:: TASK INSTRUCTIONS ::
Print the data exactly, leaving nothing out.

:: DATA EXCERPTS ::

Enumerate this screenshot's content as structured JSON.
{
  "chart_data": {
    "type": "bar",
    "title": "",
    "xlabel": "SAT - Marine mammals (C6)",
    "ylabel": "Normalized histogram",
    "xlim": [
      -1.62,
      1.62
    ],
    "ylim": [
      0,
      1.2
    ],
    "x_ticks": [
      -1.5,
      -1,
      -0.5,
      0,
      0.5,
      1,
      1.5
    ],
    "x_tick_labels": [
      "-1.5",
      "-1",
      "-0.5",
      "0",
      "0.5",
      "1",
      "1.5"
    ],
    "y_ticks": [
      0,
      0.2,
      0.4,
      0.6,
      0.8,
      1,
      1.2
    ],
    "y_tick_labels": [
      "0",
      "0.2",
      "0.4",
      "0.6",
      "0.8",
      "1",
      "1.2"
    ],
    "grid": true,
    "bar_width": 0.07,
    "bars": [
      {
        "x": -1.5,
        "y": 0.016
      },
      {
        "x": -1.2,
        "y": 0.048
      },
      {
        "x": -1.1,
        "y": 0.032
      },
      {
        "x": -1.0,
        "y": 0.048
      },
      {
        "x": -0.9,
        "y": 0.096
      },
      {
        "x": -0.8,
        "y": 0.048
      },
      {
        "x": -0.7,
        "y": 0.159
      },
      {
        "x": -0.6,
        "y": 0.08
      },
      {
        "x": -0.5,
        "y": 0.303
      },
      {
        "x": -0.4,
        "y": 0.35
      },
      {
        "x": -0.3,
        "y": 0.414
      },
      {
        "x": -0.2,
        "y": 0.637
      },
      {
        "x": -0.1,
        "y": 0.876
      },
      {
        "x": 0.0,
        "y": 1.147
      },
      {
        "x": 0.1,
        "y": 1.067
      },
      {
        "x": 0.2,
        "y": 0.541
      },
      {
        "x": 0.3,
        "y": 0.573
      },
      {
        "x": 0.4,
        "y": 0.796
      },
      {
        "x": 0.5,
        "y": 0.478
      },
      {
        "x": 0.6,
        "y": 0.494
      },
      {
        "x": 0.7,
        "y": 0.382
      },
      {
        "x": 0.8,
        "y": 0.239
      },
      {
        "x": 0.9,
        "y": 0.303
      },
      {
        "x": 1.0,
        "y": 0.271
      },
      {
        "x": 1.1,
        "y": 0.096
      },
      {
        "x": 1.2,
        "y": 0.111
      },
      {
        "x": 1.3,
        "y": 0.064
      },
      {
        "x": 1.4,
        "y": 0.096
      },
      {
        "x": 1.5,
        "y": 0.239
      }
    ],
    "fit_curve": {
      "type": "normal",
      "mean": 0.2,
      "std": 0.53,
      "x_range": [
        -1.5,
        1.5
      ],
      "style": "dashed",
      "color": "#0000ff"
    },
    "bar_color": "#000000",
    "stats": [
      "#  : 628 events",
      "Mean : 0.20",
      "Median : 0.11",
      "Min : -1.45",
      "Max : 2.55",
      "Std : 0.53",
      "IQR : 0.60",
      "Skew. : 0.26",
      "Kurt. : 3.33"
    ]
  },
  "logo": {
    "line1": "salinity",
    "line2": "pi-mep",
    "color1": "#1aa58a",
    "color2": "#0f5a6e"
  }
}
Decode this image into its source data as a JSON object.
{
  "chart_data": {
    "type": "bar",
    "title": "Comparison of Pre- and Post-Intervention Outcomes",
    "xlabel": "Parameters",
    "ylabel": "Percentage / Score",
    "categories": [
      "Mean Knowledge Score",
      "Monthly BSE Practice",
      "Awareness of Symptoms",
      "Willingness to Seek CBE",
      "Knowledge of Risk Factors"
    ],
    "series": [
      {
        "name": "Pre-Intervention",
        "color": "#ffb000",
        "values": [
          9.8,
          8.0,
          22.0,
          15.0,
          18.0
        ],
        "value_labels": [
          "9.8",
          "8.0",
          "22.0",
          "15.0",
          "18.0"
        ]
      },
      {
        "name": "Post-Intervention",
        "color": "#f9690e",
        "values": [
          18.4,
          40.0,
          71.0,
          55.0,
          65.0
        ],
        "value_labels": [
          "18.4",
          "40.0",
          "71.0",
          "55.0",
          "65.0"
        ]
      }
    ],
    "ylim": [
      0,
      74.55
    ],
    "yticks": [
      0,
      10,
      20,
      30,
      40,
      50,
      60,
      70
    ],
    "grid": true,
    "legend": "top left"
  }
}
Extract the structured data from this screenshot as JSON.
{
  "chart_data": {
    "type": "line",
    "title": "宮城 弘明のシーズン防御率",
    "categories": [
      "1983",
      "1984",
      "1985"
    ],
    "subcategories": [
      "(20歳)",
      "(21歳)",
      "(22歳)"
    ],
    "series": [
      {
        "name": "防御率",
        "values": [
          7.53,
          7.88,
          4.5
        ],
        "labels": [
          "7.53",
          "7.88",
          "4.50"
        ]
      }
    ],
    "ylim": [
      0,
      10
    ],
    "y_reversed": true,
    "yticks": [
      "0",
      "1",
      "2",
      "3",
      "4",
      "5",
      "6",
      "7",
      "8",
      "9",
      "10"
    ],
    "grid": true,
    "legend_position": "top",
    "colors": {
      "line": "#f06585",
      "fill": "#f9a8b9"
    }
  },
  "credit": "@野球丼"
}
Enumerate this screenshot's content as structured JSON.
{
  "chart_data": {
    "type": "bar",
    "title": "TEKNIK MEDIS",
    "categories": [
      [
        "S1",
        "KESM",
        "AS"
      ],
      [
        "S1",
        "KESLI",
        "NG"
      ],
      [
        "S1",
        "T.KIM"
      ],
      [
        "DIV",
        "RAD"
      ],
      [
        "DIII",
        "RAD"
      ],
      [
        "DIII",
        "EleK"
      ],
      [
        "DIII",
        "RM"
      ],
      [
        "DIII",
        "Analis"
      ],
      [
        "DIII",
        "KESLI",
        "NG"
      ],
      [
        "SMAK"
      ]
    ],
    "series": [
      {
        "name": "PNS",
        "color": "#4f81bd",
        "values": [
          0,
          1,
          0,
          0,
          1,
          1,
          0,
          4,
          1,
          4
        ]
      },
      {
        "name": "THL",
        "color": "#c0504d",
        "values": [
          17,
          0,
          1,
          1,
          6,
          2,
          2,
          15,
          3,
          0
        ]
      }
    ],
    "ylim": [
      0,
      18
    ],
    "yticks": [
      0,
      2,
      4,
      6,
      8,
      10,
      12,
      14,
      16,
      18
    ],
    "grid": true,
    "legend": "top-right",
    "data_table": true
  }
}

:: FULL RESPONSE ::
Enumerate this screenshot's content as structured JSON.
{
  "chart_data": {
    "type": "bar",
    "title": "",
    "xlabel": "SAT - Marine mammals (C6)",
    "ylabel": "Normalized histogram",
    "xlim": [
      -1.62,
      1.62
    ],
    "ylim": [
      0,
      1.2
    ],
    "x_ticks": [
      -1.5,
      -1,
      -0.5,
      0,
      0.5,
      1,
      1.5
    ],
    "x_tick_labels": [
      "-1.5",
      "-1",
      "-0.5",
      "0",
      "0.5",
      "1",
      "1.5"
    ],
    "y_ticks": [
      0,
      0.2,
      0.4,
      0.6,
      0.8,
      1,
      1.2
    ],
    "y_tick_labels": [
      "0",
      "0.2",
      "0.4",
      "0.6",
      "0.8",
      "1",
      "1.2"
    ],
    "grid": true,
    "bar_width": 0.07,
    "bars": [
      {
        "x": -1.5,
        "y": 0.016
      },
      {
        "x": -1.2,
        "y": 0.048
      },
      {
        "x": -1.1,
        "y": 0.032
      },
      {
        "x": -1.0,
        "y": 0.048
      },
      {
        "x": -0.9,
        "y": 0.096
      },
      {
        "x": -0.8,
        "y": 0.048
      },
      {
        "x": -0.7,
        "y": 0.159
      },
      {
        "x": -0.6,
        "y": 0.08
      },
      {
        "x": -0.5,
        "y": 0.303
      },
      {
        "x": -0.4,
        "y": 0.35
      },
      {
        "x": -0.3,
        "y": 0.414
      },
      {
        "x": -0.2,
        "y": 0.637
      },
      {
        "x": -0.1,
        "y": 0.876
      },
      {
        "x": 0.0,
        "y": 1.147
      },
      {
        "x": 0.1,
        "y": 1.067
      },
      {
        "x": 0.2,
        "y": 0.541
      },
      {
        "x": 0.3,
        "y": 0.573
      },
      {
        "x": 0.4,
        "y": 0.796
      },
      {
        "x": 0.5,
        "y": 0.478
      },
      {
        "x": 0.6,
        "y": 0.494
      },
      {
        "x": 0.7,
        "y": 0.382
      },
      {
        "x": 0.8,
        "y": 0.239
      },
      {
        "x": 0.9,
        "y": 0.303
      },
      {
        "x": 1.0,
        "y": 0.271
      },
      {
        "x": 1.1,
        "y": 0.096
      },
      {
        "x": 1.2,
        "y": 0.111
      },
      {
        "x": 1.3,
        "y": 0.064
      },
      {
        "x": 1.4,
        "y": 0.096
      },
      {
        "x": 1.5,
        "y": 0.239
      }
    ],
    "fit_curve": {
      "type": "normal",
      "mean": 0.2,
      "std": 0.53,
      "x_range": [
        -1.5,
        1.5
      ],
      "style": "dashed",
      "color": "#0000ff"
    },
    "bar_color": "#000000",
    "stats": [
      "#  : 628 events",
      "Mean : 0.20",
      "Median : 0.11",
      "Min : -1.45",
      "Max : 2.55",
      "Std : 0.53",
      "IQR : 0.60",
      "Skew. : 0.26",
      "Kurt. : 3.33"
    ]
  },
  "logo": {
    "line1": "salinity",
    "line2": "pi-mep",
    "color1": "#1aa58a",
    "color2": "#0f5a6e"
  }
}
Decode this image into its source data as a JSON object.
{
  "chart_data": {
    "type": "bar",
    "title": "Comparison of Pre- and Post-Intervention Outcomes",
    "xlabel": "Parameters",
    "ylabel": "Percentage / Score",
    "categories": [
      "Mean Knowledge Score",
      "Monthly BSE Practice",
      "Awareness of Symptoms",
      "Willingness to Seek CBE",
      "Knowledge of Risk Factors"
    ],
    "series": [
      {
        "name": "Pre-Intervention",
        "color": "#ffb000",
        "values": [
          9.8,
          8.0,
          22.0,
          15.0,
          18.0
        ],
        "value_labels": [
          "9.8",
          "8.0",
          "22.0",
          "15.0",
          "18.0"
        ]
      },
      {
        "name": "Post-Intervention",
        "color": "#f9690e",
        "values": [
          18.4,
          40.0,
          71.0,
          55.0,
          65.0
        ],
        "value_labels": [
          "18.4",
          "40.0",
          "71.0",
          "55.0",
          "65.0"
        ]
      }
    ],
    "ylim": [
      0,
      74.55
    ],
    "yticks": [
      0,
      10,
      20,
      30,
      40,
      50,
      60,
      70
    ],
    "grid": true,
    "legend": "top left"
  }
}
Extract the structured data from this screenshot as JSON.
{
  "chart_data": {
    "type": "line",
    "title": "宮城 弘明のシーズン防御率",
    "categories": [
      "1983",
      "1984",
      "1985"
    ],
    "subcategories": [
      "(20歳)",
      "(21歳)",
      "(22歳)"
    ],
    "series": [
      {
        "name": "防御率",
        "values": [
          7.53,
          7.88,
          4.5
        ],
        "labels": [
          "7.53",
          "7.88",
          "4.50"
        ]
      }
    ],
    "ylim": [
      0,
      10
    ],
    "y_reversed": true,
    "yticks": [
      "0",
      "1",
      "2",
      "3",
      "4",
      "5",
      "6",
      "7",
      "8",
      "9",
      "10"
    ],
    "grid": true,
    "legend_position": "top",
    "colors": {
      "line": "#f06585",
      "fill": "#f9a8b9"
    }
  },
  "credit": "@野球丼"
}
Enumerate this screenshot's content as structured JSON.
{
  "chart_data": {
    "type": "bar",
    "title": "TEKNIK MEDIS",
    "categories": [
      [
        "S1",
        "KESM",
        "AS"
      ],
      [
        "S1",
        "KESLI",
        "NG"
      ],
      [
        "S1",
        "T.KIM"
      ],
      [
        "DIV",
        "RAD"
      ],
      [
        "DIII",
        "RAD"
      ],
      [
        "DIII",
        "EleK"
      ],
      [
        "DIII",
        "RM"
      ],
      [
        "DIII",
        "Analis"
      ],
      [
        "DIII",
        "KESLI",
        "NG"
      ],
      [
        "SMAK"
      ]
    ],
    "series": [
      {
        "name": "PNS",
        "color": "#4f81bd",
        "values": [
          0,
          1,
          0,
          0,
          1,
          1,
          0,
          4,
          1,
          4
        ]
      },
      {
        "name": "THL",
        "color": "#c0504d",
        "values": [
          17,
          0,
          1,
          1,
          6,
          2,
          2,
          15,
          3,
          0
        ]
      }
    ],
    "ylim": [
      0,
      18
    ],
    "yticks": [
      0,
      2,
      4,
      6,
      8,
      10,
      12,
      14,
      16,
      18
    ],
    "grid": true,
    "legend": "top-right",
    "data_table": true
  }
}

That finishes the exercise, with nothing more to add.